Retype the film festival article below word for word, beginning at the words "The 2023 Capital" and stopping after "in the future.".

-- PASSAGE start --

The 2023 Capital Irish Film Festival drew to a close with so many excellent highlights in its wake. Short films, narrative features, and documentaries, each drawing from different corners of the Irish experience, helped create a well-rounded, zero-misses festival. These 7 highlights demonstrate some of the festival’s best, deserving to become available for wider audiences to experience in the future.
Ballywalter
Two sad, lonely people and a taxi. Ballywalter is all about intimate moments in confined spaces. Its two characters are both suffering losses and coping rather poorly, one by driving her ex’s taxi for fares, the other by taking her taxi to a comedy class on the regular. But their time spent together in the cab transforms them both.
The Cry of Granuaile
One of the more unique displays among the Captial Irish Film Festival highlights, The Cry of Granuaile begins as one thing and ends as nothing you could expect. Shot with a bit of graining and sepia, the movie follows an American filmmaker as she travels to Ireland to research the legendary pirate queen Granuaile. But as she enlists and perturbs an academic expert on the subject, questions are raised over the ownership of mythology and what an accurate depiction even means. The story is creatively blended with the in-movie filmmaking in a truly unique way.

-- PASSAGE end --
-- MATERIAL PROVIDED start --

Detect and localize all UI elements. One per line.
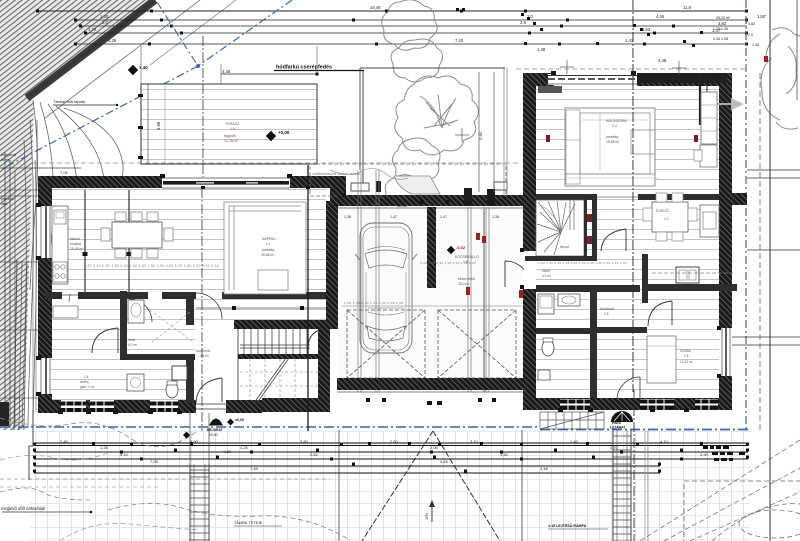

-- MATERIAL PROVIDED end --

SOLUTION TO THE PROBLEM:
The 2023 Capital Irish Film Festival drew to a close with so many excellent highlights in its wake. Short films, narrative features, and documentaries, each drawing from different corners of the Irish experience, helped create a well-rounded, zero-misses festival. These 7 highlights demonstrate some of the festival’s best, deserving to become available for wider audiences to experience in the future.